**Short task:**
Return the material word for word. Do not include the pictures.

(Figure record extracts)
========================================================================

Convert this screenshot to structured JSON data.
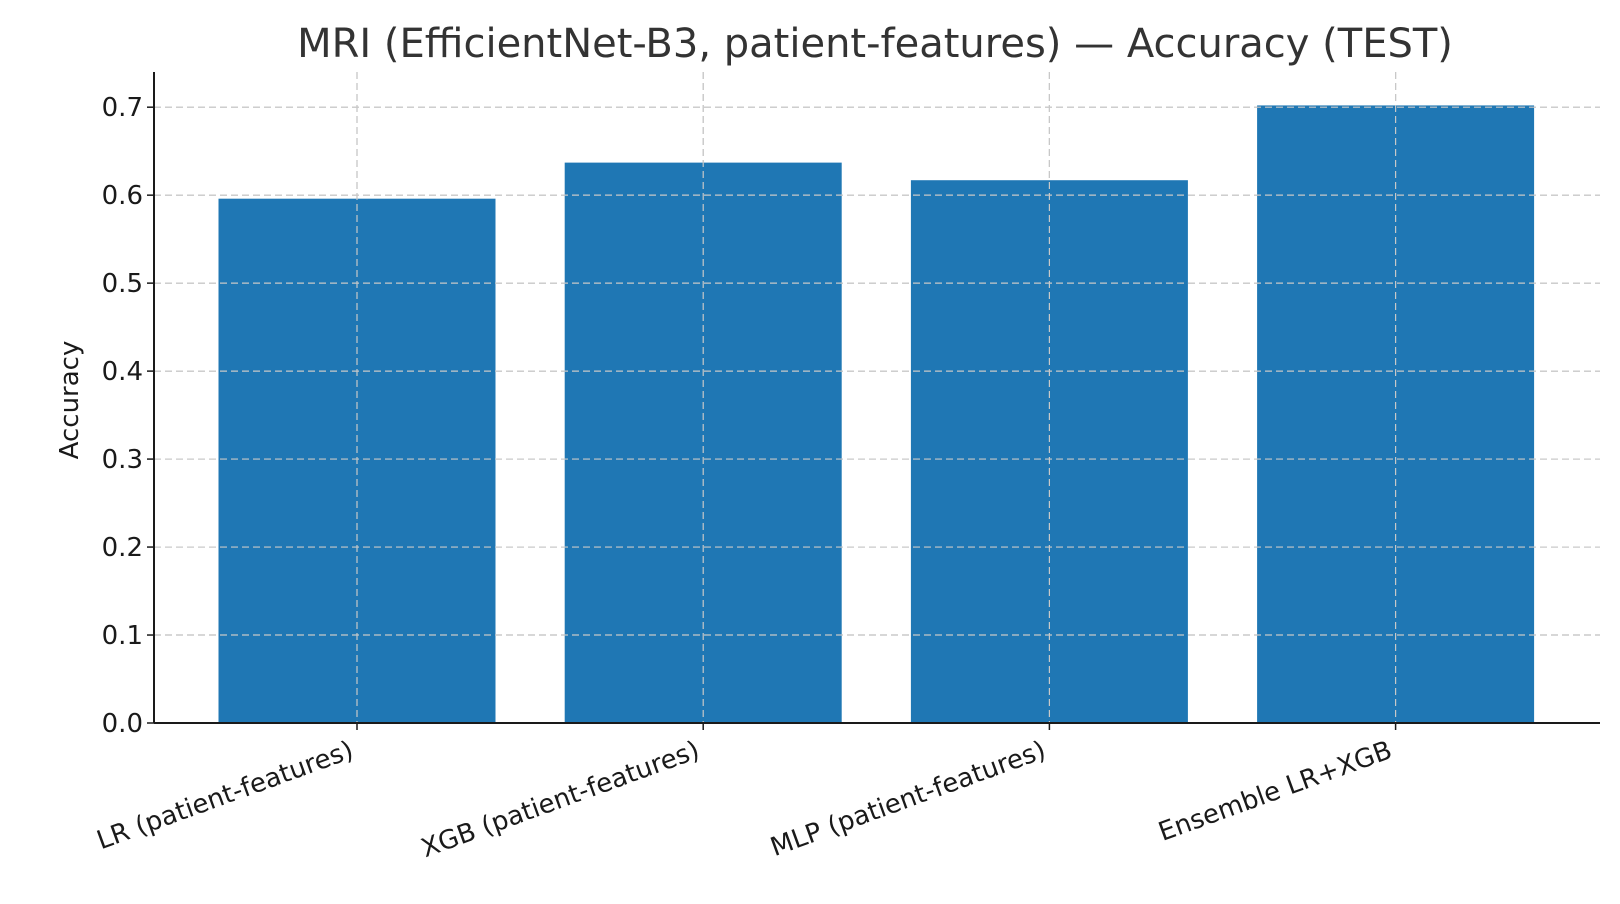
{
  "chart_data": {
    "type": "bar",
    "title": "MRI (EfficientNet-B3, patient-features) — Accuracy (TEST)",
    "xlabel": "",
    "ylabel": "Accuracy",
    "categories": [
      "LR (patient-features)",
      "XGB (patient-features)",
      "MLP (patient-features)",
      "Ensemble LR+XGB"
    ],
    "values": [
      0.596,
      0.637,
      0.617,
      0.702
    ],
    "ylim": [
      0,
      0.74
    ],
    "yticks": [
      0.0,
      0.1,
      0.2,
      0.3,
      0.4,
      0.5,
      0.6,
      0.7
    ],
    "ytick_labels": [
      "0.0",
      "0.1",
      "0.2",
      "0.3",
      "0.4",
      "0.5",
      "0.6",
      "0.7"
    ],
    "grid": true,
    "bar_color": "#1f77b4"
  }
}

========================================================================

**Complete response:**
Convert this screenshot to structured JSON data.
{
  "chart_data": {
    "type": "bar",
    "title": "MRI (EfficientNet-B3, patient-features) — Accuracy (TEST)",
    "xlabel": "",
    "ylabel": "Accuracy",
    "categories": [
      "LR (patient-features)",
      "XGB (patient-features)",
      "MLP (patient-features)",
      "Ensemble LR+XGB"
    ],
    "values": [
      0.596,
      0.637,
      0.617,
      0.702
    ],
    "ylim": [
      0,
      0.74
    ],
    "yticks": [
      0.0,
      0.1,
      0.2,
      0.3,
      0.4,
      0.5,
      0.6,
      0.7
    ],
    "ytick_labels": [
      "0.0",
      "0.1",
      "0.2",
      "0.3",
      "0.4",
      "0.5",
      "0.6",
      "0.7"
    ],
    "grid": true,
    "bar_color": "#1f77b4"
  }
}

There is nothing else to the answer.